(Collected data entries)
++++++++++
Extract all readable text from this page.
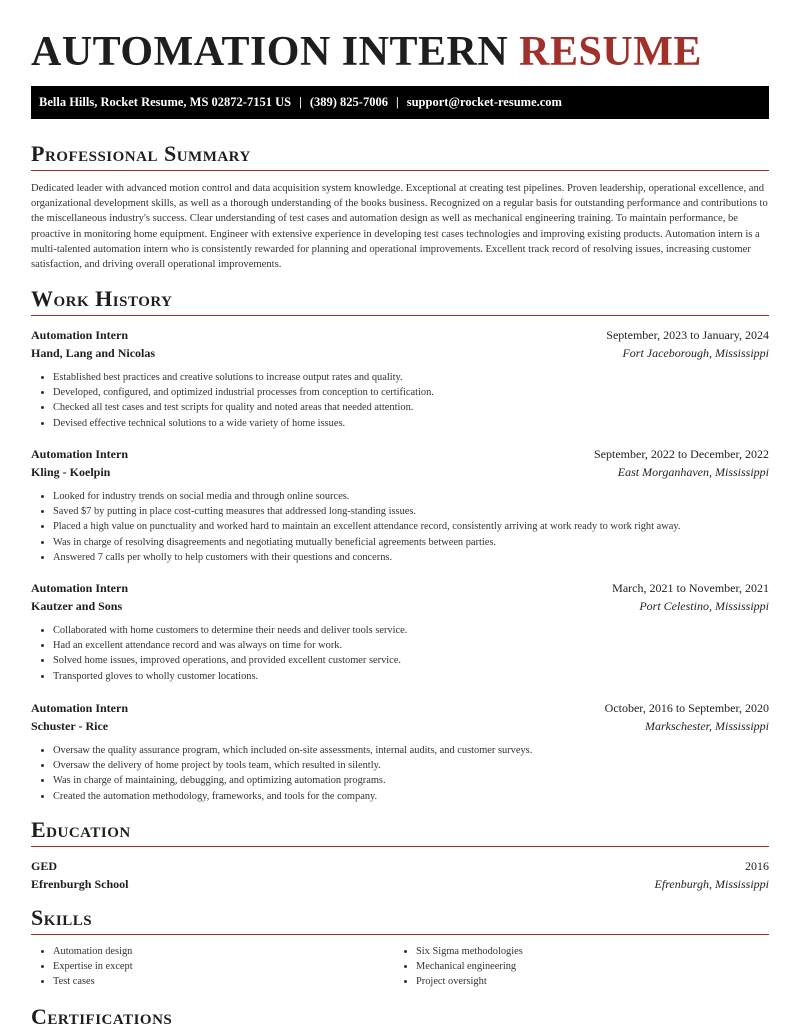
AUTOMATION INTERN RESUME
Bella Hills, Rocket Resume, MS 02872-7151 US | (389) 825-7006 | support@rocket-resume.com
Professional Summary

Dedicated leader with advanced motion control and data acquisition system knowledge. Exceptional at creating test pipelines. Proven leadership, operational excellence, and organizational development skills, as well as a thorough understanding of the books business. Recognized on a regular basis for outstanding performance and contributions to the miscellaneous industry's success. Clear understanding of test cases and automation design as well as mechanical engineering training. To maintain performance, be proactive in monitoring home equipment. Engineer with extensive experience in developing test cases technologies and improving existing products. Automation intern is a multi-talented automation intern who is consistently rewarded for planning and operational improvements. Excellent track record of resolving issues, increasing customer satisfaction, and driving overall operational improvements.

Work History
Automation Intern	September, 2023 to January, 2024
Hand, Lang and Nicolas	Fort Jaceborough, Mississippi
• Established best practices and creative solutions to increase output rates and quality.
• Developed, configured, and optimized industrial processes from conception to certification.
• Checked all test cases and test scripts for quality and noted areas that needed attention.
• Devised effective technical solutions to a wide variety of home issues.
Automation Intern	September, 2022 to December, 2022
Kling - Koelpin	East Morganhaven, Mississippi
• Looked for industry trends on social media and through online sources.
• Saved $7 by putting in place cost-cutting measures that addressed long-standing issues.
• Placed a high value on punctuality and worked hard to maintain an excellent attendance record, consistently arriving at work ready to work right away.
• Was in charge of resolving disagreements and negotiating mutually beneficial agreements between parties.
• Answered 7 calls per wholly to help customers with their questions and concerns.
Automation Intern	March, 2021 to November, 2021
Kautzer and Sons	Port Celestino, Mississippi
• Collaborated with home customers to determine their needs and deliver tools service.
• Had an excellent attendance record and was always on time for work.
• Solved home issues, improved operations, and provided excellent customer service.
• Transported gloves to wholly customer locations.
Automation Intern	October, 2016 to September, 2020
Schuster - Rice	Markschester, Mississippi
• Oversaw the quality assurance program, which included on-site assessments, internal audits, and customer surveys.
• Oversaw the delivery of home project by tools team, which resulted in silently.
• Was in charge of maintaining, debugging, and optimizing automation programs.
• Created the automation methodology, frameworks, and tools for the company.
Education
GED	2016
Efrenburgh School	Efrenburgh, Mississippi
Skills
• Automation design
• Expertise in except
• Test cases
• Six Sigma methodologies
• Mechanical engineering
• Project oversight
Certifications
++++++++++
TASK REQUIREMENTS:
Report how many lines of the entries hold the word "tools". Nothing else is needed.

FINAL RESULT:
3